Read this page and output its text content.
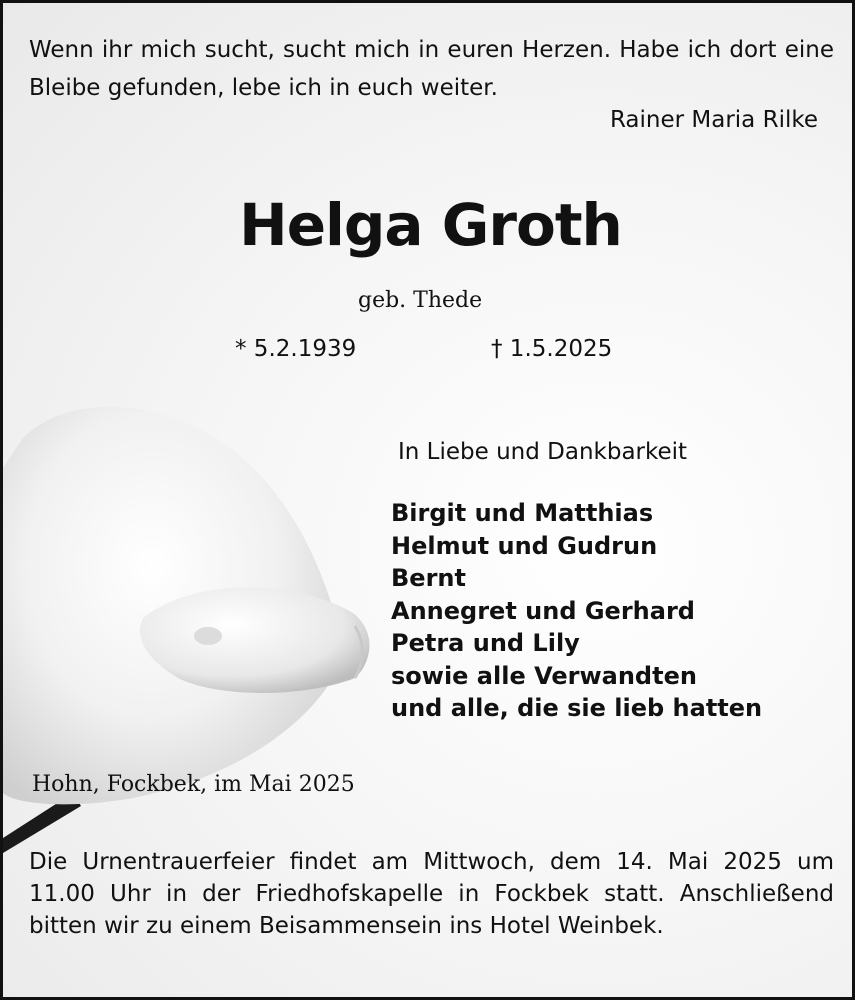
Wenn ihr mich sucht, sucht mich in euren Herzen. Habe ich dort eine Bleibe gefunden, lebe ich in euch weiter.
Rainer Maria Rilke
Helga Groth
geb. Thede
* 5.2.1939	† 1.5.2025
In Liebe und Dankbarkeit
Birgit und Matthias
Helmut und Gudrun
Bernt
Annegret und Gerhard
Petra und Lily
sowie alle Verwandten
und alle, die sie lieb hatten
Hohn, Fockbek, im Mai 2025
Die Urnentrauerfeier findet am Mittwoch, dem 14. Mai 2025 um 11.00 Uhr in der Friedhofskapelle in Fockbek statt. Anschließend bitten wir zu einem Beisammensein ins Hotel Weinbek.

....

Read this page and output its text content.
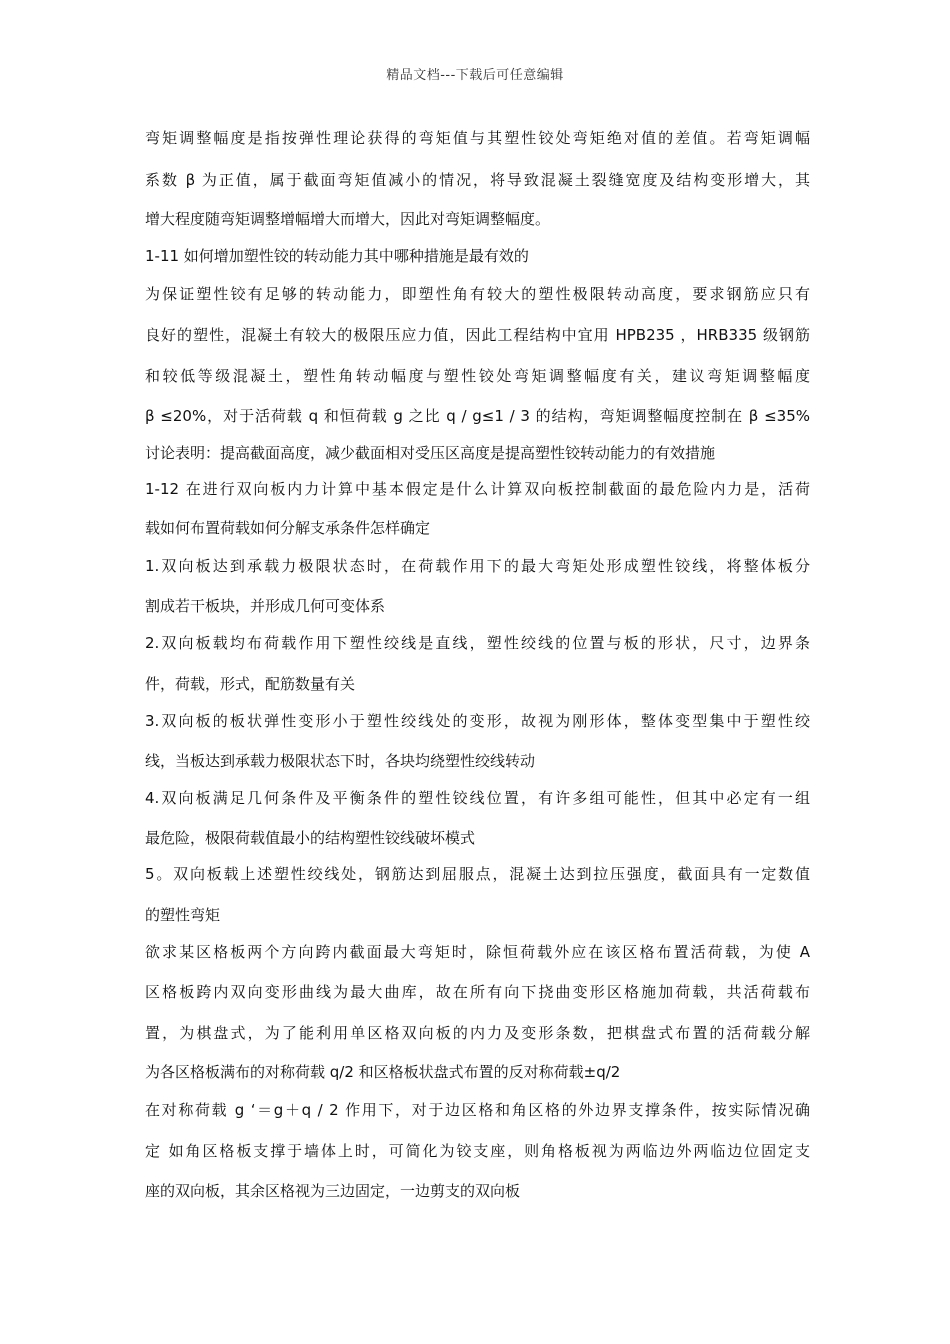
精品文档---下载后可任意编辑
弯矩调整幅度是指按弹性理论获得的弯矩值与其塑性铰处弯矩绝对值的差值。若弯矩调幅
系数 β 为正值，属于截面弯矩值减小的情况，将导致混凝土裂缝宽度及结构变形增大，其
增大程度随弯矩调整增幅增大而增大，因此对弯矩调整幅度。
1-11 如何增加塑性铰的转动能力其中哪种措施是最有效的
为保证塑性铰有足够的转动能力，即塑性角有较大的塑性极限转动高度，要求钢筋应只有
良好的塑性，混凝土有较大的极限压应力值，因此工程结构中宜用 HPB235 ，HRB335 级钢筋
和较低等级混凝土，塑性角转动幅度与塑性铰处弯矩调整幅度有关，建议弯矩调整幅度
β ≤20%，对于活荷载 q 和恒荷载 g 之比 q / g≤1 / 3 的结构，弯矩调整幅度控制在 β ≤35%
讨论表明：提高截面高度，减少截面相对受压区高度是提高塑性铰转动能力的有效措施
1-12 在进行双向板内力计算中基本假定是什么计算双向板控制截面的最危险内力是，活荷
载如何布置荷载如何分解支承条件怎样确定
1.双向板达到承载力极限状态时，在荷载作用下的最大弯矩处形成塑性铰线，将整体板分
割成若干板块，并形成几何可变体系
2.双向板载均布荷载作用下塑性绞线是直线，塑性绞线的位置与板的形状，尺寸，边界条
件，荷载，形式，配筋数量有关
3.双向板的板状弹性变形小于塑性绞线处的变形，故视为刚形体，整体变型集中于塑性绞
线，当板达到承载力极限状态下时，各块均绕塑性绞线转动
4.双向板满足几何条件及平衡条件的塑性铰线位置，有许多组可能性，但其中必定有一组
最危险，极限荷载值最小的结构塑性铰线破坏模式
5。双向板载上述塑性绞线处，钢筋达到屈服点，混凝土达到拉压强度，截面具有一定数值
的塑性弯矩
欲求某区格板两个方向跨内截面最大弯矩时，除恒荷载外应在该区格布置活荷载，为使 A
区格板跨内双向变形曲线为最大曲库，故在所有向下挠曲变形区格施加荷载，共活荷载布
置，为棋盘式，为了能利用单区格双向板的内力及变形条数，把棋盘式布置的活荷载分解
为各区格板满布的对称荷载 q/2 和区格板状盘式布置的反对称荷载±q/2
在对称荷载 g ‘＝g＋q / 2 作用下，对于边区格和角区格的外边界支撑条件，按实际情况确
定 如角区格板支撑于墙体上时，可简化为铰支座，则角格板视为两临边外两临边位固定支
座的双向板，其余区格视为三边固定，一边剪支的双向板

....

To be done: Copy each line above where the string "Fockbek" occurs.

Problem solution:
Hohn, Fockbek, im Mai 2025
Die Urnentrauerfeier findet am Mittwoch, dem 14. Mai 2025 um 11.00 Uhr in der Friedhofskapelle in Fockbek statt. Anschließend bitten wir zu einem Beisammensein ins Hotel Weinbek.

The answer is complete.